What the task asks
Say how many lines contain "name", using only the number.

Records for the exercise
★ ★ ★ ★ ★

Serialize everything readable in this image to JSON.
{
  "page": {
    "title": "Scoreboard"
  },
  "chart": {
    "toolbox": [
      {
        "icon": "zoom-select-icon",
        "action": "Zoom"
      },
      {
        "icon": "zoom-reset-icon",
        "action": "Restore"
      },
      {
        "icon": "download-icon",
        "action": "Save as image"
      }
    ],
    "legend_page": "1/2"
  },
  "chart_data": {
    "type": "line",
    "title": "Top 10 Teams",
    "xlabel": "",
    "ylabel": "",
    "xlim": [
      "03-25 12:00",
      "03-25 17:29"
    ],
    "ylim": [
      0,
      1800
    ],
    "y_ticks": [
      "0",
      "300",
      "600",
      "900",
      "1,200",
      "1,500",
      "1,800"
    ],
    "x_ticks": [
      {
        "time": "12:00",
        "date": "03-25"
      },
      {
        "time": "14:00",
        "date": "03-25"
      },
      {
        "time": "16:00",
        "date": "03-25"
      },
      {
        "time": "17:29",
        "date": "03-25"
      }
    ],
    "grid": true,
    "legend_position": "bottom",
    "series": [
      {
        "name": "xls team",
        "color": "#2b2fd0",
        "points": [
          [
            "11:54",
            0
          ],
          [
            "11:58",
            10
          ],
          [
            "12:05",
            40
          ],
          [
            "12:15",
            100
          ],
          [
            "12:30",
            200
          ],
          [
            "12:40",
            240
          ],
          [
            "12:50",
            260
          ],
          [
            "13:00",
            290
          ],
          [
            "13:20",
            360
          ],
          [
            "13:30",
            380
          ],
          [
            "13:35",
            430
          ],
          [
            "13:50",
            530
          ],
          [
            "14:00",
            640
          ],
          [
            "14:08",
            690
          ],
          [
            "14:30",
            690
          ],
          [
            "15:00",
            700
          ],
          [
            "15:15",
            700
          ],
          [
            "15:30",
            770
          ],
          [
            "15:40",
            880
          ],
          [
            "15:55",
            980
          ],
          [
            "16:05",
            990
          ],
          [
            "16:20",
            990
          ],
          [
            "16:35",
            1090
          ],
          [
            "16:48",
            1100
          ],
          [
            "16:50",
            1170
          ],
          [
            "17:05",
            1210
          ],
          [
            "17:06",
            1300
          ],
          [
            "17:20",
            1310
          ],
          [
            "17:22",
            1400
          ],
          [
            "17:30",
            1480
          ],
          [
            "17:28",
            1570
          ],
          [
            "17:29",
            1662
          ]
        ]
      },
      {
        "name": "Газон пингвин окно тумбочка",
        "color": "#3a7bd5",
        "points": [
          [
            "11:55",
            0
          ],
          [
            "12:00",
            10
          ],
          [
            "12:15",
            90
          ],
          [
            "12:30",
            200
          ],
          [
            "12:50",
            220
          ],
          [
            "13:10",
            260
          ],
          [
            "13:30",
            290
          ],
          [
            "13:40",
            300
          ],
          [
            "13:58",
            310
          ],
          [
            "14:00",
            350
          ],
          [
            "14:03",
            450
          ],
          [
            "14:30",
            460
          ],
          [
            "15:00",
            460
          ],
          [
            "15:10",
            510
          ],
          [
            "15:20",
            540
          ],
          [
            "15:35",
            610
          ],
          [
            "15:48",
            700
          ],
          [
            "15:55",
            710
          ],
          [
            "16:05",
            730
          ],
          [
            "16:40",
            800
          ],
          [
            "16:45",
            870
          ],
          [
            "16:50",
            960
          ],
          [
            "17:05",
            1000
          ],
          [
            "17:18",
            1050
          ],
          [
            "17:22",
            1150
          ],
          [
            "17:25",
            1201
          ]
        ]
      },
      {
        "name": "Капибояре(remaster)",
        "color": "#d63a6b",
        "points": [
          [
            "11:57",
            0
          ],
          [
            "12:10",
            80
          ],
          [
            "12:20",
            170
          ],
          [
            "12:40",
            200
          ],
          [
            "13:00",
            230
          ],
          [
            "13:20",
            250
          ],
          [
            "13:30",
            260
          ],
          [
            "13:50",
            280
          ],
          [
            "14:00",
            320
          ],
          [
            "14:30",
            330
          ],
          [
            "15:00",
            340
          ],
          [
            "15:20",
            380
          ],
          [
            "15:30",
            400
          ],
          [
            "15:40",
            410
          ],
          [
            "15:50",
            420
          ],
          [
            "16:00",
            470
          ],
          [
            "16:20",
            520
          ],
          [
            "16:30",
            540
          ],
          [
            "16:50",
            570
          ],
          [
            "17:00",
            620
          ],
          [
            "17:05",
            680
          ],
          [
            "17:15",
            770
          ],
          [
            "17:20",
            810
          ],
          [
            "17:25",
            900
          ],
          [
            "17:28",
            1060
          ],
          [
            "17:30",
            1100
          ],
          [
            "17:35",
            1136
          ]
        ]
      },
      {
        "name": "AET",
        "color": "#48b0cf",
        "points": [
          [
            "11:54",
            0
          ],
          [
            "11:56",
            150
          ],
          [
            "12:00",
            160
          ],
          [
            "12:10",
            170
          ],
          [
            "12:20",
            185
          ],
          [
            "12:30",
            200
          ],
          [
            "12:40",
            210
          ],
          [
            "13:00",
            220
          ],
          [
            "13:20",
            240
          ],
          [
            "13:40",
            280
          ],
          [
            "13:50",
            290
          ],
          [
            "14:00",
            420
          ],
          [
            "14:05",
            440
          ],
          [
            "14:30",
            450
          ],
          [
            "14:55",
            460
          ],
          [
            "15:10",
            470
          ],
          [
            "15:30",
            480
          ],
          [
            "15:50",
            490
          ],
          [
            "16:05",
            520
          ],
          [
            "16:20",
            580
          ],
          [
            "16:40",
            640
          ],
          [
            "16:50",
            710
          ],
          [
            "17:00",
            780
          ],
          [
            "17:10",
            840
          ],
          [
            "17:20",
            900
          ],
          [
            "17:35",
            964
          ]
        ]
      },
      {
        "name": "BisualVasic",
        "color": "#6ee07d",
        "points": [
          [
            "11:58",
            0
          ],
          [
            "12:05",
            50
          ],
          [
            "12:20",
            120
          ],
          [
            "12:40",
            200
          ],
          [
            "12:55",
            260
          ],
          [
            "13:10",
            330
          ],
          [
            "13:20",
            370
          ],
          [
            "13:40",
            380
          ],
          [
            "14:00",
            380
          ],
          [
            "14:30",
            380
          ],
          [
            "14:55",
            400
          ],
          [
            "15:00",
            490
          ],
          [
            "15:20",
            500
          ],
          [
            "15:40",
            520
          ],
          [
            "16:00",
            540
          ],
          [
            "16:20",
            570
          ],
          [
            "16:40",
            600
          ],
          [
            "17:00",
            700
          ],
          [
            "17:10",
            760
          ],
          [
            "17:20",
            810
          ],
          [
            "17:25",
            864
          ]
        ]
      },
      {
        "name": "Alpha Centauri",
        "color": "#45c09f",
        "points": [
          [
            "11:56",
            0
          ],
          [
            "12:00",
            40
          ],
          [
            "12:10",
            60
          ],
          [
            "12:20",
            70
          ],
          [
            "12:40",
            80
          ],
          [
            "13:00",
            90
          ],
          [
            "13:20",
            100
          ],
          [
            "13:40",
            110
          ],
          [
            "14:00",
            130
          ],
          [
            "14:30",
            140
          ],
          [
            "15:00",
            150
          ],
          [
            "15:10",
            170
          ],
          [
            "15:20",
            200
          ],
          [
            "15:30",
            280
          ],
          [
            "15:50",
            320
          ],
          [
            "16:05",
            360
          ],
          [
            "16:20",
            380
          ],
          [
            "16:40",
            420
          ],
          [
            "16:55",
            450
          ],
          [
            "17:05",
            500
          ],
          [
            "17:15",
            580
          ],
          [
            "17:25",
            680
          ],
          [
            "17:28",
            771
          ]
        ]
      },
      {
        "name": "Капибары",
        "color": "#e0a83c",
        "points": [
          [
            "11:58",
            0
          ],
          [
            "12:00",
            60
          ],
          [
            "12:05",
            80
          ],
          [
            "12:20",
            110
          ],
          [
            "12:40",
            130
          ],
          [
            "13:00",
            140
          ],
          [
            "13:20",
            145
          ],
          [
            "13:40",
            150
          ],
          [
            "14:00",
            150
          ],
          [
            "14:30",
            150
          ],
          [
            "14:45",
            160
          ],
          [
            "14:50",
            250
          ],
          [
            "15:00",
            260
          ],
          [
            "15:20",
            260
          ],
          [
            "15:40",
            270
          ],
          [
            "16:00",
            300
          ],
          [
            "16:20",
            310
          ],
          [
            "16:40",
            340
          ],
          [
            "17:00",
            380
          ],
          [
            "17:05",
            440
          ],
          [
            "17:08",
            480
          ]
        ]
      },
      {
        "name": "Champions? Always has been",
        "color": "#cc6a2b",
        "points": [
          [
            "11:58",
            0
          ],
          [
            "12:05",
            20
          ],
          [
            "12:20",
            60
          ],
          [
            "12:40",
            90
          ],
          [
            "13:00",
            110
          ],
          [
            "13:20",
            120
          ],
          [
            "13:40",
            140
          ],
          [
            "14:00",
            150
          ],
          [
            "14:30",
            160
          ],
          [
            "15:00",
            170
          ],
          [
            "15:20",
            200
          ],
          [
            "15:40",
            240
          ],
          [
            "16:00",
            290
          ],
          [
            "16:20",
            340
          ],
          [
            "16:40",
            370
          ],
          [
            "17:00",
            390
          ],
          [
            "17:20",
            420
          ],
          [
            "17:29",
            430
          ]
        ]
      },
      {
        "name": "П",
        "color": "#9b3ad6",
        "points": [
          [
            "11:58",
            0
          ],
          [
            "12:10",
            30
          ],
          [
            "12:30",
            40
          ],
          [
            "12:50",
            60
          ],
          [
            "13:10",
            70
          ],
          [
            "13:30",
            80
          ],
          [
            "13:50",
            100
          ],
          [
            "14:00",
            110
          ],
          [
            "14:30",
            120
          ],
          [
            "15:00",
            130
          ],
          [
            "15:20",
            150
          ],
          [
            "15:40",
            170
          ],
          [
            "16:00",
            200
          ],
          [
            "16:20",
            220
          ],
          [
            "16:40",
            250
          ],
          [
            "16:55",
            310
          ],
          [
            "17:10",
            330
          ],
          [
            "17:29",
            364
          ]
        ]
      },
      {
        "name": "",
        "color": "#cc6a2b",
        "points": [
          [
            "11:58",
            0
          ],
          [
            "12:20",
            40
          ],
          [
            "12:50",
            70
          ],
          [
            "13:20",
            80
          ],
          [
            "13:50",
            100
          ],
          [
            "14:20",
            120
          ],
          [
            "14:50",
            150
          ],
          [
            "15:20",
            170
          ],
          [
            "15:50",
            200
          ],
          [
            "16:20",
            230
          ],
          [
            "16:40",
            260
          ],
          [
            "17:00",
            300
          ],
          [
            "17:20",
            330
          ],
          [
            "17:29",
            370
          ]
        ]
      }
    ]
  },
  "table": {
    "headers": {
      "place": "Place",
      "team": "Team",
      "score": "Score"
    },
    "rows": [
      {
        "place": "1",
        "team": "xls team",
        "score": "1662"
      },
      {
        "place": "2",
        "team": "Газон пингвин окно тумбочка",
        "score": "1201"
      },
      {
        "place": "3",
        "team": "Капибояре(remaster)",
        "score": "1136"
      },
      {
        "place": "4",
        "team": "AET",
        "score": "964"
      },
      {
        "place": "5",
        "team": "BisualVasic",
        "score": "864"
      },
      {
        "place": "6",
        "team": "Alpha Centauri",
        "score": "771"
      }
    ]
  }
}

★ ★ ★ ★ ★

Answer to this exercise
10